** Список заданий **
A) Ответьте на вопросы по отрывку о земском соборе:
(i) Какое издание публикует статью Максима Медоварова?
(ii) В каком году Константин Аксаков написал свою знаменитую записку?
(iii) Чьим адъютантом был Александр Киреев?
B) Перепишите дословно строки записей: начните с самой первой строки записей и закончите строкой, в которой есть «section-title-sub-line1: When the», включая ее.

** Отрывок **
------------------------------------

Несмотря на столь внушительное поражение, идея Земского собора не умерла в начале 1880-х годов. И в 1890-е годы, и в первые годы ХХ столетия она продолжала оставаться тем цементирующим началом, которое давало единство определенному кругу людей – в историографии их принято называть неославянофилами.
Продолжая этот сюжет, Русская Idea публикует статью Максима Медоварова – о том, как один из видных неославянофилов генерал А.А. Киреев боролся за реализацию этого проекта накануне Первой русской революции и в самый ее пик, вплоть до издания Манифеста 17 октября 1905 года. Причем боролся не только с либералами-западниками, высшей бюрократией и реакционными публицистами, но и со своими ближайшими соратниками.
***
Достаточно широко распространен стереотип о том, что лозунг созыва законосовещательного земского собора был прочно связан со славянофильством. На самом деле, это представление далеко от истины. Хотя учение о «земле» и «государстве», которое должно прислушиваться к совещательному «голосу земли», было ясно сформулировано еще Константином Аксаковым в его знаменитой записке 1855 г. (опубликованной лишь четверть века спустя), однако вопрос о земском соборе в России ни в 50-е, ни в 60-е годы не ставился. Более того – он и не мог ставиться, учитывая, что земский собор – это собрание сословное, а Иван Аксаков в 1861 г. призывал упразднить сословные перегородки. С другой стороны, умеренные либералы 60-х годов либо требовали созыва настоящего парламента («конституанты»), либо, как Борис Чичерин и Константин Кавелин, считали, что Россия к парламенту и конституции не готова, и нужно некоторое время сохранять самодержавие.
Лишь в 1866–1867 гг. появляются проекты («сверху» – министра внутренних дел  Валуева, «снизу» – находившегося в оппозиции правительственному курсу великого князя Константина Николаевича и его адъютанта Александра Киреева), предполагавшие промежуточный вариант с включением выборных представителей в Государственный Совет. «В настоящее время конституция невозможна, возможно только совещание сословий» [1], – писал тогда Киреев, еще не перешедший на славянофильские позиции. Речь шла всего лишь о том, что в случае нужды Государственный Совет мог вызывать для консультаций по два-три депутата от дворянских и земских собраний.

------------------------------------

** Записи из источника данных **

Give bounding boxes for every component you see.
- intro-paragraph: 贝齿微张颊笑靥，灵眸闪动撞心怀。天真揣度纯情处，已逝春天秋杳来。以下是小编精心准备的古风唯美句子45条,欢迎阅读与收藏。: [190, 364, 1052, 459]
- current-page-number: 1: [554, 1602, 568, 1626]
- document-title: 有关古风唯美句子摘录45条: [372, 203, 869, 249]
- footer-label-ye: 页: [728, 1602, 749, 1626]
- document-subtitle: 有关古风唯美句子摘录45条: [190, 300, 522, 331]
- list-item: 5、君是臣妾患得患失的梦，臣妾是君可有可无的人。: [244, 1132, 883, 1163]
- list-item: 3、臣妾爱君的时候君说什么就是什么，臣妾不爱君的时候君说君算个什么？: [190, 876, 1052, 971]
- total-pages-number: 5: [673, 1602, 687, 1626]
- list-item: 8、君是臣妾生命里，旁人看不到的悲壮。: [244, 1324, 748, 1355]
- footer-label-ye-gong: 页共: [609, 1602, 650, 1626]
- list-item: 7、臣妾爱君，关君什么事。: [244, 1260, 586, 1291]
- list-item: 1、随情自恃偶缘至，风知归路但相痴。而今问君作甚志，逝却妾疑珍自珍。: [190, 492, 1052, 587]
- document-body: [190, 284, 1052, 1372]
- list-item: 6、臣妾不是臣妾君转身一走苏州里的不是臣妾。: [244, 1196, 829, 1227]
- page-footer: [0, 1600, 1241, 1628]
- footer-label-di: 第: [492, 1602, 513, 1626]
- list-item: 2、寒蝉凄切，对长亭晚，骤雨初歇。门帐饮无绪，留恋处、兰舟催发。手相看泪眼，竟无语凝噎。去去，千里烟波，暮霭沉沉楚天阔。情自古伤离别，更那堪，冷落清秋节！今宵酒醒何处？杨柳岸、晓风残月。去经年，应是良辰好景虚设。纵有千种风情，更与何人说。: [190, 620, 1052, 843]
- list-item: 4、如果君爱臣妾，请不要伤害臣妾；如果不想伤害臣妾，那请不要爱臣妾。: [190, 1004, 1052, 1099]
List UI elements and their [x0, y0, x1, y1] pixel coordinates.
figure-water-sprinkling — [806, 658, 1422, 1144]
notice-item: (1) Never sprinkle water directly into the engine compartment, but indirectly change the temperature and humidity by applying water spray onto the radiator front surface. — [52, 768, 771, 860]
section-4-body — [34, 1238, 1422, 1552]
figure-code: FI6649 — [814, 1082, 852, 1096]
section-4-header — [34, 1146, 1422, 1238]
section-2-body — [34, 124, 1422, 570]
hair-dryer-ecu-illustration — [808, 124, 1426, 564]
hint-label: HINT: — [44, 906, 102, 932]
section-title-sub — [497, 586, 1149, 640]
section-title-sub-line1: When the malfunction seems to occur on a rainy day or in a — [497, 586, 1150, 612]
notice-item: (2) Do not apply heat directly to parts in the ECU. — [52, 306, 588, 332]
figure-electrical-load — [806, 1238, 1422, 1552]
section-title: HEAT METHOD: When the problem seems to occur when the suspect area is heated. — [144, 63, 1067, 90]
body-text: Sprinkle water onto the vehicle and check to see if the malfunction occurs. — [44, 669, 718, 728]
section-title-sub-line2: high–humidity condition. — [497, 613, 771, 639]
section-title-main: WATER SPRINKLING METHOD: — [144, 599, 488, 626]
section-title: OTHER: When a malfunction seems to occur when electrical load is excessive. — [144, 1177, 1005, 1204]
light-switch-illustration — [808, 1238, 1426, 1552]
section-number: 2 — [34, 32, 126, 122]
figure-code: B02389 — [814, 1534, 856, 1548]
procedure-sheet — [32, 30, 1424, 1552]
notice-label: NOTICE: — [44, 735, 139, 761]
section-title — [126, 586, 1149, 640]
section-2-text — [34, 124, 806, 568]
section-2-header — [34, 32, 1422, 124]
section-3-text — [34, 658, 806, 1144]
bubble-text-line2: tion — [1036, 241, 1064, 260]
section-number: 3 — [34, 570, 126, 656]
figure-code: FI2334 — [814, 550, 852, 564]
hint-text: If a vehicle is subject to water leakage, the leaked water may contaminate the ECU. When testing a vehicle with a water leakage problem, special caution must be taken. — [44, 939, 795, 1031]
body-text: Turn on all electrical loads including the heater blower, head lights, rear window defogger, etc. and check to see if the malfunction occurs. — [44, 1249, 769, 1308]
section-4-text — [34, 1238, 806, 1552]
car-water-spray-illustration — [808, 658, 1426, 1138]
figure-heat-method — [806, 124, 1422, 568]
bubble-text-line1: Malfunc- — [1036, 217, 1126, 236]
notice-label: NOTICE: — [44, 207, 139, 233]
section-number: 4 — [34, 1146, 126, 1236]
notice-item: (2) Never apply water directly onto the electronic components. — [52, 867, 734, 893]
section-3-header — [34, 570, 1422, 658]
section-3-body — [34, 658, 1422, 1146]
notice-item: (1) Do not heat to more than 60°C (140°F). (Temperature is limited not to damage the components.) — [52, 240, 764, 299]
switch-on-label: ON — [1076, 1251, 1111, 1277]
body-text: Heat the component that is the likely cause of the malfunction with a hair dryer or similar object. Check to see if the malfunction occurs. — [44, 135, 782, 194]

------------------------------------

** Ответы **
A)
(i) Русская Idea.
(ii) В 1855 году.
(iii) Великого князя Константина Николаевича.

B)
Give bounding boxes for every component you see.
- intro-paragraph: 贝齿微张颊笑靥，灵眸闪动撞心怀。天真揣度纯情处，已逝春天秋杳来。以下是小编精心准备的古风唯美句子45条,欢迎阅读与收藏。: [190, 364, 1052, 459]
- current-page-number: 1: [554, 1602, 568, 1626]
- document-title: 有关古风唯美句子摘录45条: [372, 203, 869, 249]
- footer-label-ye: 页: [728, 1602, 749, 1626]
- document-subtitle: 有关古风唯美句子摘录45条: [190, 300, 522, 331]
- list-item: 5、君是臣妾患得患失的梦，臣妾是君可有可无的人。: [244, 1132, 883, 1163]
- list-item: 3、臣妾爱君的时候君说什么就是什么，臣妾不爱君的时候君说君算个什么？: [190, 876, 1052, 971]
- total-pages-number: 5: [673, 1602, 687, 1626]
- list-item: 8、君是臣妾生命里，旁人看不到的悲壮。: [244, 1324, 748, 1355]
- footer-label-ye-gong: 页共: [609, 1602, 650, 1626]
- list-item: 7、臣妾爱君，关君什么事。: [244, 1260, 586, 1291]
- list-item: 1、随情自恃偶缘至，风知归路但相痴。而今问君作甚志，逝却妾疑珍自珍。: [190, 492, 1052, 587]
- document-body: [190, 284, 1052, 1372]
- list-item: 6、臣妾不是臣妾君转身一走苏州里的不是臣妾。: [244, 1196, 829, 1227]
- page-footer: [0, 1600, 1241, 1628]
- footer-label-di: 第: [492, 1602, 513, 1626]
- list-item: 2、寒蝉凄切，对长亭晚，骤雨初歇。门帐饮无绪，留恋处、兰舟催发。手相看泪眼，竟无语凝噎。去去，千里烟波，暮霭沉沉楚天阔。情自古伤离别，更那堪，冷落清秋节！今宵酒醒何处？杨柳岸、晓风残月。去经年，应是良辰好景虚设。纵有千种风情，更与何人说。: [190, 620, 1052, 843]
- list-item: 4、如果君爱臣妾，请不要伤害臣妾；如果不想伤害臣妾，那请不要爱臣妾。: [190, 1004, 1052, 1099]
List UI elements and their [x0, y0, x1, y1] pixel coordinates.
figure-water-sprinkling — [806, 658, 1422, 1144]
notice-item: (1) Never sprinkle water directly into the engine compartment, but indirectly change the temperature and humidity by applying water spray onto the radiator front surface. — [52, 768, 771, 860]
section-4-body — [34, 1238, 1422, 1552]
figure-code: FI6649 — [814, 1082, 852, 1096]
section-4-header — [34, 1146, 1422, 1238]
section-2-body — [34, 124, 1422, 570]
hair-dryer-ecu-illustration — [808, 124, 1426, 564]
hint-label: HINT: — [44, 906, 102, 932]
section-title-sub — [497, 586, 1149, 640]
section-title-sub-line1: When the malfunction seems to occur on a rainy day or in a — [497, 586, 1150, 612]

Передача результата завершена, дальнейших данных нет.